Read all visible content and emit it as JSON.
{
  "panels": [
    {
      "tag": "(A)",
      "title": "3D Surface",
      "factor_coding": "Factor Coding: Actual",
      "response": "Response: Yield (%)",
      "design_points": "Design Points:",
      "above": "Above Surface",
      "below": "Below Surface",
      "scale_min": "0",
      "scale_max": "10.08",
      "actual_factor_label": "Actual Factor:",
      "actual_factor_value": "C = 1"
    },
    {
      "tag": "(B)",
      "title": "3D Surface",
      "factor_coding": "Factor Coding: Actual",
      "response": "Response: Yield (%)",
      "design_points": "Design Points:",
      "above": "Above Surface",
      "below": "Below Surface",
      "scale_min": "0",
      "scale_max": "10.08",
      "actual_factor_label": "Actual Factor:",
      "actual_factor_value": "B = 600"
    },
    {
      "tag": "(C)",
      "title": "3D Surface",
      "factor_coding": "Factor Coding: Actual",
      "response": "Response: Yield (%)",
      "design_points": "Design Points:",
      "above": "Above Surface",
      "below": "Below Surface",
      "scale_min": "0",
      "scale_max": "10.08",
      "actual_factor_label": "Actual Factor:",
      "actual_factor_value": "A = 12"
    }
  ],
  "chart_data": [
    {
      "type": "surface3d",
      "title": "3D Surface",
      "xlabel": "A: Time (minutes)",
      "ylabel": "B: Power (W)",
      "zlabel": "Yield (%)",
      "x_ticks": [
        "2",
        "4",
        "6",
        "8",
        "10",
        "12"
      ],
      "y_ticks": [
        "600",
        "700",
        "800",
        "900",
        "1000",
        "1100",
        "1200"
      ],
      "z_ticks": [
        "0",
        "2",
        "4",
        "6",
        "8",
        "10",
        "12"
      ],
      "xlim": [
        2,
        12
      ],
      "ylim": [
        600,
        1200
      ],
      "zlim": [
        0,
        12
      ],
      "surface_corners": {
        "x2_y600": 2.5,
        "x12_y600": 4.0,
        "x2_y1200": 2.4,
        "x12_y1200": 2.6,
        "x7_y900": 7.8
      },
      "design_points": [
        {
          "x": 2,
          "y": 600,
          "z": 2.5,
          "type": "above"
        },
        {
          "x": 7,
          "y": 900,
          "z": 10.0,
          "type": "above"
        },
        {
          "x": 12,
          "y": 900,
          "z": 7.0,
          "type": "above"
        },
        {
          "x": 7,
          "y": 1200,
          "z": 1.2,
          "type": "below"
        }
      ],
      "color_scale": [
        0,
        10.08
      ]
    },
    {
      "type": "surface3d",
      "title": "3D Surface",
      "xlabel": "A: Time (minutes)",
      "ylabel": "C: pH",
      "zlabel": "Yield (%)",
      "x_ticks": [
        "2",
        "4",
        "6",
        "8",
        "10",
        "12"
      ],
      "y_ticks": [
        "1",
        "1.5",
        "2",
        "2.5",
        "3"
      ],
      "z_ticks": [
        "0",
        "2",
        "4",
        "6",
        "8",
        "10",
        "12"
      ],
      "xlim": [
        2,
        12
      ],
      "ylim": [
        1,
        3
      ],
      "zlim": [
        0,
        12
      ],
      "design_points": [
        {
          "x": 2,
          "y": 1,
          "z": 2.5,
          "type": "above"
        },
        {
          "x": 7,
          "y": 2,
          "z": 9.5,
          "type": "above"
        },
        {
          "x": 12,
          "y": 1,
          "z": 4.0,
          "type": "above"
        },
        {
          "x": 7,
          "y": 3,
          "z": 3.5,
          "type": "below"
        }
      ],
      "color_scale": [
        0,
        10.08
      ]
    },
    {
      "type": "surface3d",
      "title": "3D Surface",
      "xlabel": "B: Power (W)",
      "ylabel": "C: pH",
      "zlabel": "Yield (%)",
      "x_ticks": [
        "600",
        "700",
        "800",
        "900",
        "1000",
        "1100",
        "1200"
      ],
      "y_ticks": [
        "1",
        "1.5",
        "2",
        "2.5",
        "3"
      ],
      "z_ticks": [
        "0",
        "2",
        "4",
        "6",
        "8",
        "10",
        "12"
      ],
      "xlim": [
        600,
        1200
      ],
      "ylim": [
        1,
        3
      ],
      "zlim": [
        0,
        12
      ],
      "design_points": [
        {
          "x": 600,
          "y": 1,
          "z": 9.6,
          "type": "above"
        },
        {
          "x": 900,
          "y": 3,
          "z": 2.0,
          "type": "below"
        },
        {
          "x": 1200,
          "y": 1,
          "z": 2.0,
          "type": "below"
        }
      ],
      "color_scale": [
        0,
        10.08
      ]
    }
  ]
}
---------------
__What the task requires__. Retype the material in full, character for character.

__Output of the exercise__.
Read all visible content and emit it as JSON.
{
  "panels": [
    {
      "tag": "(A)",
      "title": "3D Surface",
      "factor_coding": "Factor Coding: Actual",
      "response": "Response: Yield (%)",
      "design_points": "Design Points:",
      "above": "Above Surface",
      "below": "Below Surface",
      "scale_min": "0",
      "scale_max": "10.08",
      "actual_factor_label": "Actual Factor:",
      "actual_factor_value": "C = 1"
    },
    {
      "tag": "(B)",
      "title": "3D Surface",
      "factor_coding": "Factor Coding: Actual",
      "response": "Response: Yield (%)",
      "design_points": "Design Points:",
      "above": "Above Surface",
      "below": "Below Surface",
      "scale_min": "0",
      "scale_max": "10.08",
      "actual_factor_label": "Actual Factor:",
      "actual_factor_value": "B = 600"
    },
    {
      "tag": "(C)",
      "title": "3D Surface",
      "factor_coding": "Factor Coding: Actual",
      "response": "Response: Yield (%)",
      "design_points": "Design Points:",
      "above": "Above Surface",
      "below": "Below Surface",
      "scale_min": "0",
      "scale_max": "10.08",
      "actual_factor_label": "Actual Factor:",
      "actual_factor_value": "A = 12"
    }
  ],
  "chart_data": [
    {
      "type": "surface3d",
      "title": "3D Surface",
      "xlabel": "A: Time (minutes)",
      "ylabel": "B: Power (W)",
      "zlabel": "Yield (%)",
      "x_ticks": [
        "2",
        "4",
        "6",
        "8",
        "10",
        "12"
      ],
      "y_ticks": [
        "600",
        "700",
        "800",
        "900",
        "1000",
        "1100",
        "1200"
      ],
      "z_ticks": [
        "0",
        "2",
        "4",
        "6",
        "8",
        "10",
        "12"
      ],
      "xlim": [
        2,
        12
      ],
      "ylim": [
        600,
        1200
      ],
      "zlim": [
        0,
        12
      ],
      "surface_corners": {
        "x2_y600": 2.5,
        "x12_y600": 4.0,
        "x2_y1200": 2.4,
        "x12_y1200": 2.6,
        "x7_y900": 7.8
      },
      "design_points": [
        {
          "x": 2,
          "y": 600,
          "z": 2.5,
          "type": "above"
        },
        {
          "x": 7,
          "y": 900,
          "z": 10.0,
          "type": "above"
        },
        {
          "x": 12,
          "y": 900,
          "z": 7.0,
          "type": "above"
        },
        {
          "x": 7,
          "y": 1200,
          "z": 1.2,
          "type": "below"
        }
      ],
      "color_scale": [
        0,
        10.08
      ]
    },
    {
      "type": "surface3d",
      "title": "3D Surface",
      "xlabel": "A: Time (minutes)",
      "ylabel": "C: pH",
      "zlabel": "Yield (%)",
      "x_ticks": [
        "2",
        "4",
        "6",
        "8",
        "10",
        "12"
      ],
      "y_ticks": [
        "1",
        "1.5",
        "2",
        "2.5",
        "3"
      ],
      "z_ticks": [
        "0",
        "2",
        "4",
        "6",
        "8",
        "10",
        "12"
      ],
      "xlim": [
        2,
        12
      ],
      "ylim": [
        1,
        3
      ],
      "zlim": [
        0,
        12
      ],
      "design_points": [
        {
          "x": 2,
          "y": 1,
          "z": 2.5,
          "type": "above"
        },
        {
          "x": 7,
          "y": 2,
          "z": 9.5,
          "type": "above"
        },
        {
          "x": 12,
          "y": 1,
          "z": 4.0,
          "type": "above"
        },
        {
          "x": 7,
          "y": 3,
          "z": 3.5,
          "type": "below"
        }
      ],
      "color_scale": [
        0,
        10.08
      ]
    },
    {
      "type": "surface3d",
      "title": "3D Surface",
      "xlabel": "B: Power (W)",
      "ylabel": "C: pH",
      "zlabel": "Yield (%)",
      "x_ticks": [
        "600",
        "700",
        "800",
        "900",
        "1000",
        "1100",
        "1200"
      ],
      "y_ticks": [
        "1",
        "1.5",
        "2",
        "2.5",
        "3"
      ],
      "z_ticks": [
        "0",
        "2",
        "4",
        "6",
        "8",
        "10",
        "12"
      ],
      "xlim": [
        600,
        1200
      ],
      "ylim": [
        1,
        3
      ],
      "zlim": [
        0,
        12
      ],
      "design_points": [
        {
          "x": 600,
          "y": 1,
          "z": 9.6,
          "type": "above"
        },
        {
          "x": 900,
          "y": 3,
          "z": 2.0,
          "type": "below"
        },
        {
          "x": 1200,
          "y": 1,
          "z": 2.0,
          "type": "below"
        }
      ],
      "color_scale": [
        0,
        10.08
      ]
    }
  ]
}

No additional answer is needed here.